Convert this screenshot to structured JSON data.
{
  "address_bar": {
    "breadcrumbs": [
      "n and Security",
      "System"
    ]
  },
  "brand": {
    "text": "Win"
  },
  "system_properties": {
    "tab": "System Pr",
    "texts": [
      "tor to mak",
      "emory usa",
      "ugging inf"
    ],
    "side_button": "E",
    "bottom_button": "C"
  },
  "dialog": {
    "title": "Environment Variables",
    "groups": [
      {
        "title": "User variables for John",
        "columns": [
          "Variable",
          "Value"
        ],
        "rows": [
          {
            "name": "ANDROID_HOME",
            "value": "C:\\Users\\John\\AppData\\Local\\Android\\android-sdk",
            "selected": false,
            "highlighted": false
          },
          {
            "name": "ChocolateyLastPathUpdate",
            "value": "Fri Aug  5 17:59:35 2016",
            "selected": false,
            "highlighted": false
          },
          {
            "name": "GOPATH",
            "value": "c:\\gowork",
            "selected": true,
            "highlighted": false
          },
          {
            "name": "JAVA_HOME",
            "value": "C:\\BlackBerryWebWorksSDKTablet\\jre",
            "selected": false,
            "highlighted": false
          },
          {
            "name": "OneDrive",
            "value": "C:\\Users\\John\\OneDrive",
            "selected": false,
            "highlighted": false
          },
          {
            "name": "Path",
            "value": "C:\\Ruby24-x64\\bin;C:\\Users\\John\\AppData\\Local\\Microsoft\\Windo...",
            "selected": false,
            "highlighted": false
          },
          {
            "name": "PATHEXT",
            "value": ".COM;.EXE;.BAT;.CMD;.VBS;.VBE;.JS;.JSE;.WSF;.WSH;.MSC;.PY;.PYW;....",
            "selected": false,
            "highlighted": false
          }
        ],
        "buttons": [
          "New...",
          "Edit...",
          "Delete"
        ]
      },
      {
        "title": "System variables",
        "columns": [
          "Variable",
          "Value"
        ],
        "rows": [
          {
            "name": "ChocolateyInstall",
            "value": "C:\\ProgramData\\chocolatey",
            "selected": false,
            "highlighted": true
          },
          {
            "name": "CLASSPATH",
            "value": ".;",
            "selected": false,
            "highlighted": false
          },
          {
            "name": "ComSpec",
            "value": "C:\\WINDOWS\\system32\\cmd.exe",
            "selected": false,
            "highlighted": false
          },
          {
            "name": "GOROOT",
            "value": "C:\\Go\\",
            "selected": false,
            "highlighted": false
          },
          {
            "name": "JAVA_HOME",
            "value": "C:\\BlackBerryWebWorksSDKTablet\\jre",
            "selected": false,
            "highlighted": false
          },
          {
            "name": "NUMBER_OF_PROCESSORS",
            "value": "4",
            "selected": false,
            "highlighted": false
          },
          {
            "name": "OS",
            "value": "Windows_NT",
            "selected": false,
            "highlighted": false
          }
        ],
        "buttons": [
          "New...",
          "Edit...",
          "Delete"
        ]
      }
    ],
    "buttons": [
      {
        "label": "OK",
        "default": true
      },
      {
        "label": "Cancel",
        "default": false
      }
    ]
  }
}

________

Repeat every line of the records above exactly.

Convert this screenshot to structured JSON data.
{
  "address_bar": {
    "breadcrumbs": [
      "n and Security",
      "System"
    ]
  },
  "brand": {
    "text": "Win"
  },
  "system_properties": {
    "tab": "System Pr",
    "texts": [
      "tor to mak",
      "emory usa",
      "ugging inf"
    ],
    "side_button": "E",
    "bottom_button": "C"
  },
  "dialog": {
    "title": "Environment Variables",
    "groups": [
      {
        "title": "User variables for John",
        "columns": [
          "Variable",
          "Value"
        ],
        "rows": [
          {
            "name": "ANDROID_HOME",
            "value": "C:\\Users\\John\\AppData\\Local\\Android\\android-sdk",
            "selected": false,
            "highlighted": false
          },
          {
            "name": "ChocolateyLastPathUpdate",
            "value": "Fri Aug  5 17:59:35 2016",
            "selected": false,
            "highlighted": false
          },
          {
            "name": "GOPATH",
            "value": "c:\\gowork",
            "selected": true,
            "highlighted": false
          },
          {
            "name": "JAVA_HOME",
            "value": "C:\\BlackBerryWebWorksSDKTablet\\jre",
            "selected": false,
            "highlighted": false
          },
          {
            "name": "OneDrive",
            "value": "C:\\Users\\John\\OneDrive",
            "selected": false,
            "highlighted": false
          },
          {
            "name": "Path",
            "value": "C:\\Ruby24-x64\\bin;C:\\Users\\John\\AppData\\Local\\Microsoft\\Windo...",
            "selected": false,
            "highlighted": false
          },
          {
            "name": "PATHEXT",
            "value": ".COM;.EXE;.BAT;.CMD;.VBS;.VBE;.JS;.JSE;.WSF;.WSH;.MSC;.PY;.PYW;....",
            "selected": false,
            "highlighted": false
          }
        ],
        "buttons": [
          "New...",
          "Edit...",
          "Delete"
        ]
      },
      {
        "title": "System variables",
        "columns": [
          "Variable",
          "Value"
        ],
        "rows": [
          {
            "name": "ChocolateyInstall",
            "value": "C:\\ProgramData\\chocolatey",
            "selected": false,
            "highlighted": true
          },
          {
            "name": "CLASSPATH",
            "value": ".;",
            "selected": false,
            "highlighted": false
          },
          {
            "name": "ComSpec",
            "value": "C:\\WINDOWS\\system32\\cmd.exe",
            "selected": false,
            "highlighted": false
          },
          {
            "name": "GOROOT",
            "value": "C:\\Go\\",
            "selected": false,
            "highlighted": false
          },
          {
            "name": "JAVA_HOME",
            "value": "C:\\BlackBerryWebWorksSDKTablet\\jre",
            "selected": false,
            "highlighted": false
          },
          {
            "name": "NUMBER_OF_PROCESSORS",
            "value": "4",
            "selected": false,
            "highlighted": false
          },
          {
            "name": "OS",
            "value": "Windows_NT",
            "selected": false,
            "highlighted": false
          }
        ],
        "buttons": [
          "New...",
          "Edit...",
          "Delete"
        ]
      }
    ],
    "buttons": [
      {
        "label": "OK",
        "default": true
      },
      {
        "label": "Cancel",
        "default": false
      }
    ]
  }
}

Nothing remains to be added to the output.